SET EXERCISE
Can you transcribe every record below exactly as it appears?

DATA IN THIS EXERCISE

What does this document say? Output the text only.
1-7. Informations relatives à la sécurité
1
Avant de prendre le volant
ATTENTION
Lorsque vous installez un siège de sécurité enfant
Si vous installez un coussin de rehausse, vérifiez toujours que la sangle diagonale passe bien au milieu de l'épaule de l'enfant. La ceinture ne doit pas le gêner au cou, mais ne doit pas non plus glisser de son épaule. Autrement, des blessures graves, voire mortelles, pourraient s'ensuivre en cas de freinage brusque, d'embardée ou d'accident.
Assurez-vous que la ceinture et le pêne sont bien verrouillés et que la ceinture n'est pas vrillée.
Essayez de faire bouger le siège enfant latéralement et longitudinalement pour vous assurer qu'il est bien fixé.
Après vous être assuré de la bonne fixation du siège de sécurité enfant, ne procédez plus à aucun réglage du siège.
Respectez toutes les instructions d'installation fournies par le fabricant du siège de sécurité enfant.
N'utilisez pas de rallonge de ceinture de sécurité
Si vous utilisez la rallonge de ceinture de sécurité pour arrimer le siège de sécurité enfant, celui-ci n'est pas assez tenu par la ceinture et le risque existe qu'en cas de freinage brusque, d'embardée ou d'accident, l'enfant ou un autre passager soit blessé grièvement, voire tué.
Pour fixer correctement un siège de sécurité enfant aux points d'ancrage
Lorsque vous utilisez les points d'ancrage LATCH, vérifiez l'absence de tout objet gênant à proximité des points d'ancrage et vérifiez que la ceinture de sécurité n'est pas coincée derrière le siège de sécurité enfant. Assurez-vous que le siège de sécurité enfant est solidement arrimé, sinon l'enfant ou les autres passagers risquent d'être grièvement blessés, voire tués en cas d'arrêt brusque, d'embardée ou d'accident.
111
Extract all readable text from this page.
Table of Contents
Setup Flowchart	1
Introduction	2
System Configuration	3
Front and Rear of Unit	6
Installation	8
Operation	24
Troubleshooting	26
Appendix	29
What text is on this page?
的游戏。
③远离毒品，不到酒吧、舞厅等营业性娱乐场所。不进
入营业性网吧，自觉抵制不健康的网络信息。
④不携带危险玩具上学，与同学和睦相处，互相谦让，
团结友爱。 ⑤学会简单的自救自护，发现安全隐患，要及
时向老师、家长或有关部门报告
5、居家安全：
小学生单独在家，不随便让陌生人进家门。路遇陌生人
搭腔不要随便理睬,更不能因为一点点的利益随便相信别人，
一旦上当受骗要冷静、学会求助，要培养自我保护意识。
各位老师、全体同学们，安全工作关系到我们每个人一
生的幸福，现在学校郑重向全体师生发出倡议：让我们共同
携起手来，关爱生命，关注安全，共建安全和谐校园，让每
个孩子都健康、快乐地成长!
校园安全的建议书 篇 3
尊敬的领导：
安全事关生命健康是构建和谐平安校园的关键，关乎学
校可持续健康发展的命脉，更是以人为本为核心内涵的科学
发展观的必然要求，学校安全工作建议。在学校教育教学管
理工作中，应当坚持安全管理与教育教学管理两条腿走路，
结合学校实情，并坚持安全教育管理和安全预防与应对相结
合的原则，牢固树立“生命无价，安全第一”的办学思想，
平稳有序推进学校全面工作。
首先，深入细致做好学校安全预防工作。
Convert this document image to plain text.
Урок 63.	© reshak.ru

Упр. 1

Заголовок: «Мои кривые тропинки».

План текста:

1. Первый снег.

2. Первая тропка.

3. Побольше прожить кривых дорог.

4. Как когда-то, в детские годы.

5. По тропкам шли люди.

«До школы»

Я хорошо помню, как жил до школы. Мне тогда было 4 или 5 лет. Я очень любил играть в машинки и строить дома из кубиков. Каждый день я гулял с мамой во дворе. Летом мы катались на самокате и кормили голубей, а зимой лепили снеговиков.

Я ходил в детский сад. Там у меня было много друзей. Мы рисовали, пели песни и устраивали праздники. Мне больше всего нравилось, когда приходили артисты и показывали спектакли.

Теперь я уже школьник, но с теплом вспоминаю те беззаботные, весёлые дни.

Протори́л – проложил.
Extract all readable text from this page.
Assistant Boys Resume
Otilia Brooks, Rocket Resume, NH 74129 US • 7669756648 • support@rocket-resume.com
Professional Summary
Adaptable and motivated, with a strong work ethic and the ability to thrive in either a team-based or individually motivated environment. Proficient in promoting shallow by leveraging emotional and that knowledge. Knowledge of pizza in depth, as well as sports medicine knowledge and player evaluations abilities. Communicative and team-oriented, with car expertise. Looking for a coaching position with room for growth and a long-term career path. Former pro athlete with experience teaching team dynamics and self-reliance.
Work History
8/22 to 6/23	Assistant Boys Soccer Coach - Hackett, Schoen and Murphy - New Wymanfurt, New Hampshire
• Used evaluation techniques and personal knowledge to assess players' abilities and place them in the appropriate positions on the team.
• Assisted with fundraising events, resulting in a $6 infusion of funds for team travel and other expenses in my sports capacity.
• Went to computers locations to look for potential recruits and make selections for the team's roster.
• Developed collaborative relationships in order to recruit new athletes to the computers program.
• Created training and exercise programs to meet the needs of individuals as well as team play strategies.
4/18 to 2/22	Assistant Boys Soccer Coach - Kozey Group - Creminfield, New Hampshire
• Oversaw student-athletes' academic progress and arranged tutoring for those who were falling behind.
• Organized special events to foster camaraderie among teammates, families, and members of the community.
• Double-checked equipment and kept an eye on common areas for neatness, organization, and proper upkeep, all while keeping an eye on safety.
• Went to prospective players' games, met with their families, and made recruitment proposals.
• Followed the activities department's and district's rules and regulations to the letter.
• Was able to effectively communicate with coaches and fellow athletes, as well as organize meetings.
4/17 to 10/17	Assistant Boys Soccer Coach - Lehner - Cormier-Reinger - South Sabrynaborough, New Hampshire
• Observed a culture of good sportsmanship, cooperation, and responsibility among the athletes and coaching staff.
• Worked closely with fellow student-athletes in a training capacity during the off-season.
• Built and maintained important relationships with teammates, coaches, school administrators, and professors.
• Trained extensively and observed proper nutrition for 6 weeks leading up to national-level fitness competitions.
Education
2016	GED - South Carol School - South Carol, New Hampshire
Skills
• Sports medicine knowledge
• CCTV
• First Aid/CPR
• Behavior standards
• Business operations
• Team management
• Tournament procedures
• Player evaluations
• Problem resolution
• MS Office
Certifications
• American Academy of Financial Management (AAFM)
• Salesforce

SOLUTION
What does this document say? Output the text only.
1-7. Informations relatives à la sécurité
1
Avant de prendre le volant
ATTENTION
Lorsque vous installez un siège de sécurité enfant
Si vous installez un coussin de rehausse, vérifiez toujours que la sangle diagonale passe bien au milieu de l'épaule de l'enfant. La ceinture ne doit pas le gêner au cou, mais ne doit pas non plus glisser de son épaule. Autrement, des blessures graves, voire mortelles, pourraient s'ensuivre en cas de freinage brusque, d'embardée ou d'accident.
Assurez-vous que la ceinture et le pêne sont bien verrouillés et que la ceinture n'est pas vrillée.
Essayez de faire bouger le siège enfant latéralement et longitudinalement pour vous assurer qu'il est bien fixé.
Après vous être assuré de la bonne fixation du siège de sécurité enfant, ne procédez plus à aucun réglage du siège.
Respectez toutes les instructions d'installation fournies par le fabricant du siège de sécurité enfant.
N'utilisez pas de rallonge de ceinture de sécurité
Si vous utilisez la rallonge de ceinture de sécurité pour arrimer le siège de sécurité enfant, celui-ci n'est pas assez tenu par la ceinture et le risque existe qu'en cas de freinage brusque, d'embardée ou d'accident, l'enfant ou un autre passager soit blessé grièvement, voire tué.
Pour fixer correctement un siège de sécurité enfant aux points d'ancrage
Lorsque vous utilisez les points d'ancrage LATCH, vérifiez l'absence de tout objet gênant à proximité des points d'ancrage et vérifiez que la ceinture de sécurité n'est pas coincée derrière le siège de sécurité enfant. Assurez-vous que le siège de sécurité enfant est solidement arrimé, sinon l'enfant ou les autres passagers risquent d'être grièvement blessés, voire tués en cas d'arrêt brusque, d'embardée ou d'accident.
111
Extract all readable text from this page.
Table of Contents
Setup Flowchart	1
Introduction	2
System Configuration	3
Front and Rear of Unit	6
Installation	8
Operation	24
Troubleshooting	26
Appendix	29
What text is on this page?
的游戏。
③远离毒品，不到酒吧、舞厅等营业性娱乐场所。不进
入营业性网吧，自觉抵制不健康的网络信息。
④不携带危险玩具上学，与同学和睦相处，互相谦让，
团结友爱。 ⑤学会简单的自救自护，发现安全隐患，要及
时向老师、家长或有关部门报告
5、居家安全：
小学生单独在家，不随便让陌生人进家门。路遇陌生人
搭腔不要随便理睬,更不能因为一点点的利益随便相信别人，
一旦上当受骗要冷静、学会求助，要培养自我保护意识。
各位老师、全体同学们，安全工作关系到我们每个人一
生的幸福，现在学校郑重向全体师生发出倡议：让我们共同
携起手来，关爱生命，关注安全，共建安全和谐校园，让每
个孩子都健康、快乐地成长!
校园安全的建议书 篇 3
尊敬的领导：
安全事关生命健康是构建和谐平安校园的关键，关乎学
校可持续健康发展的命脉，更是以人为本为核心内涵的科学
发展观的必然要求，学校安全工作建议。在学校教育教学管
理工作中，应当坚持安全管理与教育教学管理两条腿走路，
结合学校实情，并坚持安全教育管理和安全预防与应对相结
合的原则，牢固树立“生命无价，安全第一”的办学思想，
平稳有序推进学校全面工作。
首先，深入细致做好学校安全预防工作。
Convert this document image to plain text.
Урок 63.	© reshak.ru

Упр. 1

Заголовок: «Мои кривые тропинки».

План текста:

1. Первый снег.

2. Первая тропка.

3. Побольше прожить кривых дорог.

4. Как когда-то, в детские годы.

5. По тропкам шли люди.

«До школы»

Я хорошо помню, как жил до школы. Мне тогда было 4 или 5 лет. Я очень любил играть в машинки и строить дома из кубиков. Каждый день я гулял с мамой во дворе. Летом мы катались на самокате и кормили голубей, а зимой лепили снеговиков.

Я ходил в детский сад. Там у меня было много друзей. Мы рисовали, пели песни и устраивали праздники. Мне больше всего нравилось, когда приходили артисты и показывали спектакли.

Теперь я уже школьник, но с теплом вспоминаю те беззаботные, весёлые дни.

Протори́л – проложил.
Extract all readable text from this page.
Assistant Boys Resume
Otilia Brooks, Rocket Resume, NH 74129 US • 7669756648 • support@rocket-resume.com
Professional Summary
Adaptable and motivated, with a strong work ethic and the ability to thrive in either a team-based or individually motivated environment. Proficient in promoting shallow by leveraging emotional and that knowledge. Knowledge of pizza in depth, as well as sports medicine knowledge and player evaluations abilities. Communicative and team-oriented, with car expertise. Looking for a coaching position with room for growth and a long-term career path. Former pro athlete with experience teaching team dynamics and self-reliance.
Work History
8/22 to 6/23	Assistant Boys Soccer Coach - Hackett, Schoen and Murphy - New Wymanfurt, New Hampshire
• Used evaluation techniques and personal knowledge to assess players' abilities and place them in the appropriate positions on the team.
• Assisted with fundraising events, resulting in a $6 infusion of funds for team travel and other expenses in my sports capacity.
• Went to computers locations to look for potential recruits and make selections for the team's roster.
• Developed collaborative relationships in order to recruit new athletes to the computers program.
• Created training and exercise programs to meet the needs of individuals as well as team play strategies.
4/18 to 2/22	Assistant Boys Soccer Coach - Kozey Group - Creminfield, New Hampshire
• Oversaw student-athletes' academic progress and arranged tutoring for those who were falling behind.
• Organized special events to foster camaraderie among teammates, families, and members of the community.
• Double-checked equipment and kept an eye on common areas for neatness, organization, and proper upkeep, all while keeping an eye on safety.
• Went to prospective players' games, met with their families, and made recruitment proposals.
• Followed the activities department's and district's rules and regulations to the letter.
• Was able to effectively communicate with coaches and fellow athletes, as well as organize meetings.
4/17 to 10/17	Assistant Boys Soccer Coach - Lehner - Cormier-Reinger - South Sabrynaborough, New Hampshire
• Observed a culture of good sportsmanship, cooperation, and responsibility among the athletes and coaching staff.
• Worked closely with fellow student-athletes in a training capacity during the off-season.
• Built and maintained important relationships with teammates, coaches, school administrators, and professors.
• Trained extensively and observed proper nutrition for 6 weeks leading up to national-level fitness competitions.
Education
2016	GED - South Carol School - South Carol, New Hampshire
Skills
• Sports medicine knowledge
• CCTV
• First Aid/CPR
• Behavior standards
• Business operations
• Team management
• Tournament procedures
• Player evaluations
• Problem resolution
• MS Office
Certifications
• American Academy of Financial Management (AAFM)
• Salesforce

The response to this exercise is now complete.